WORK INSTRUCTIONS: Among the lines below, list those containing the string "збільшиться".

(Data excerpts)
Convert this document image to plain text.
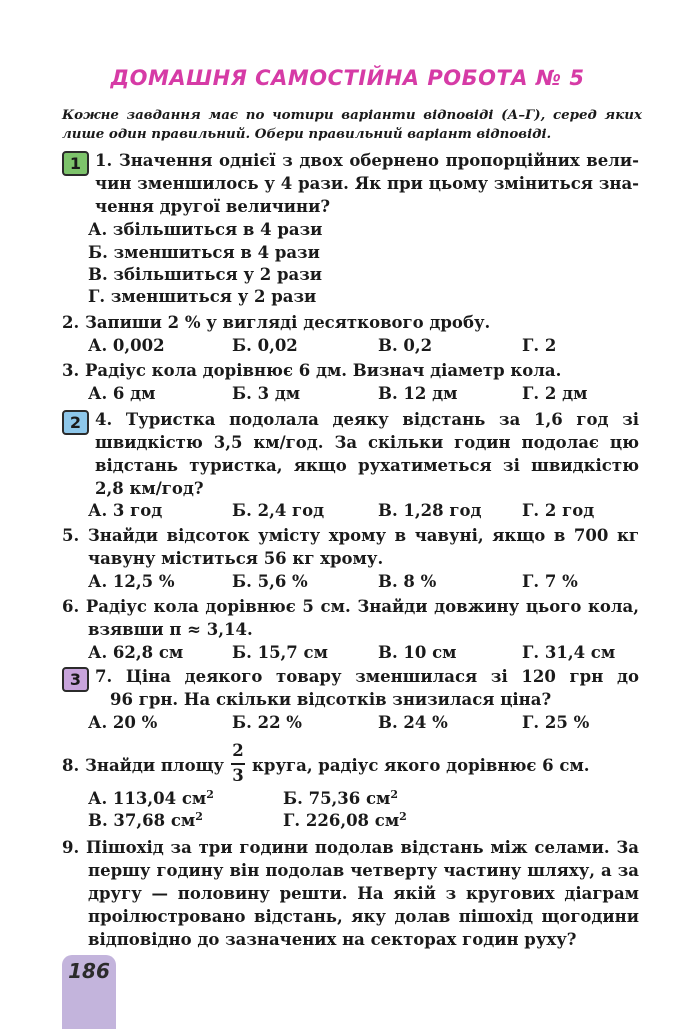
ДОМАШНЯ САМОСТІЙНА РОБОТА № 5
Кожне завдання має по чотири варіанти відповіді (А–Г), серед яких лише один правильний. Обери правильний варіант відповіді.
1 1. Значення однієї з двох обернено пропорційних вели-
чин зменшилось у 4 рази. Як при цьому зміниться зна-
чення другої величини?
А. збільшиться в 4 рази
Б. зменшиться в 4 рази
В. збільшиться у 2 рази
Г. зменшиться у 2 рази
2. Запиши 2 % у вигляді десяткового дробу.
А. 0,002	Б. 0,02	В. 0,2	Г. 2
3. Радіус кола дорівнює 6 дм. Визнач діаметр кола.
А. 6 дм	Б. 3 дм	В. 12 дм	Г. 2 дм
2 4. Туристка подолала деяку відстань за 1,6 год зі
швидкістю 3,5 км/год. За скільки годин подолає цю
відстань туристка, якщо рухатиметься зі швидкістю
2,8 км/год?
А. 3 год	Б. 2,4 год	В. 1,28 год Г. 2 год
5. Знайди відсоток умісту хрому в чавуні, якщо в 700 кг
чавуну міститься 56 кг хрому.
А. 12,5 %	Б. 5,6 %	В. 8 %	Г. 7 %
6. Радіус кола дорівнює 5 см. Знайди довжину цього кола,
взявши π ≈ 3,14.
А. 62,8 см	Б. 15,7 см	В. 10 см	Г. 31,4 см
3 7. Ціна деякого товару зменшилася зі 120 грн до
96 грн. На скільки відсотків знизилася ціна?
А. 20 %	Б. 22 %	В. 24 %	Г. 25 %
8. Знайди площу
2
3
круга, радіус якого дорівнює 6 см.
А. 113,04 $см^2$	Б. 75,36 $см^2$
В. 37,68 $см^2$	Г. 226,08 $см^2$
9. Пішохід за три години подолав відстань між селами. За
першу годину він подолав четверту частину шляху, а за
другу — половину решти. На якій з кругових діаграм
проілюстровано відстань, яку долав пішохід щогодини
відповідно до зазначених на секторах годин руху?
186
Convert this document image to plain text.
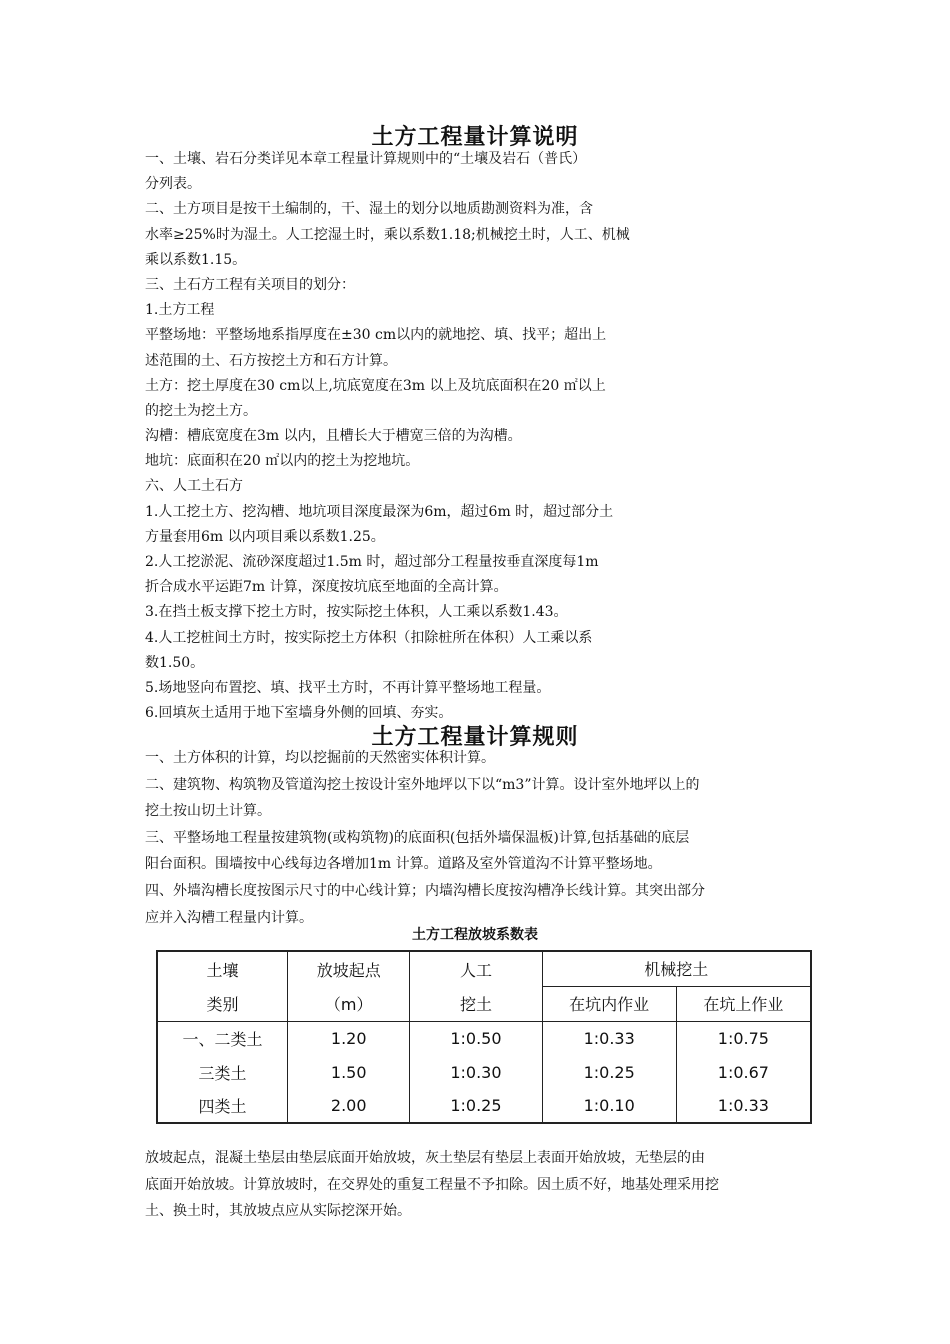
土方工程量计算说明
一、土壤、岩石分类详见本章工程量计算规则中的“土壤及岩石（普氏）
分列表。
二、土方项目是按干土编制的，干、湿土的划分以地质勘测资料为准，含
水率≥25%时为湿土。人工挖湿土时，乘以系数1.18;机械挖土时，人工、机械
乘以系数1.15。
三、土石方工程有关项目的划分：
1.土方工程
平整场地：平整场地系指厚度在±30 cm以内的就地挖、填、找平；超出上
述范围的土、石方按挖土方和石方计算。
土方：挖土厚度在30 cm以上,坑底宽度在3m 以上及坑底面积在20 ㎡以上
的挖土为挖土方。
沟槽：槽底宽度在3m 以内，且槽长大于槽宽三倍的为沟槽。
地坑：底面积在20 ㎡以内的挖土为挖地坑。
六、人工土石方
1.人工挖土方、挖沟槽、地坑项目深度最深为6m，超过6m 时，超过部分土
方量套用6m 以内项目乘以系数1.25。
2.人工挖淤泥、流砂深度超过1.5m 时，超过部分工程量按垂直深度每1m
折合成水平运距7m 计算，深度按坑底至地面的全高计算。
3.在挡土板支撑下挖土方时，按实际挖土体积，人工乘以系数1.43。
4.人工挖桩间土方时，按实际挖土方体积（扣除桩所在体积）人工乘以系
数1.50。
5.场地竖向布置挖、填、找平土方时，不再计算平整场地工程量。
6.回填灰土适用于地下室墙身外侧的回填、夯实。
土方工程量计算规则
一、土方体积的计算，均以挖掘前的天然密实体积计算。
二、建筑物、构筑物及管道沟挖土按设计室外地坪以下以“m3”计算。设计室外地坪以上的
挖土按山切土计算。
三、平整场地工程量按建筑物(或构筑物)的底面积(包括外墙保温板)计算,包括基础的底层
阳台面积。围墙按中心线每边各增加1m 计算。道路及室外管道沟不计算平整场地。
四、外墙沟槽长度按图示尺寸的中心线计算；内墙沟槽长度按沟槽净长线计算。其突出部分
应并入沟槽工程量内计算。
土方工程放坡系数表
土壤	放坡起点	人工	机械挖土	
类别	（m）	挖土	在坑内作业	在坑上作业
一、二类土	1.20	1:0.50	1:0.33	1:0.75
三类土	1.50	1:0.30	1:0.25	1:0.67
四类土	2.00	1:0.25	1:0.10	1:0.33
放坡起点，混凝土垫层由垫层底面开始放坡，灰土垫层有垫层上表面开始放坡，无垫层的由
底面开始放坡。计算放坡时，在交界处的重复工程量不予扣除。因土质不好，地基处理采用挖
土、换土时，其放坡点应从实际挖深开始。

WORKED ANSWER:
А. збільшиться в 4 рази
В. збільшиться у 2 рази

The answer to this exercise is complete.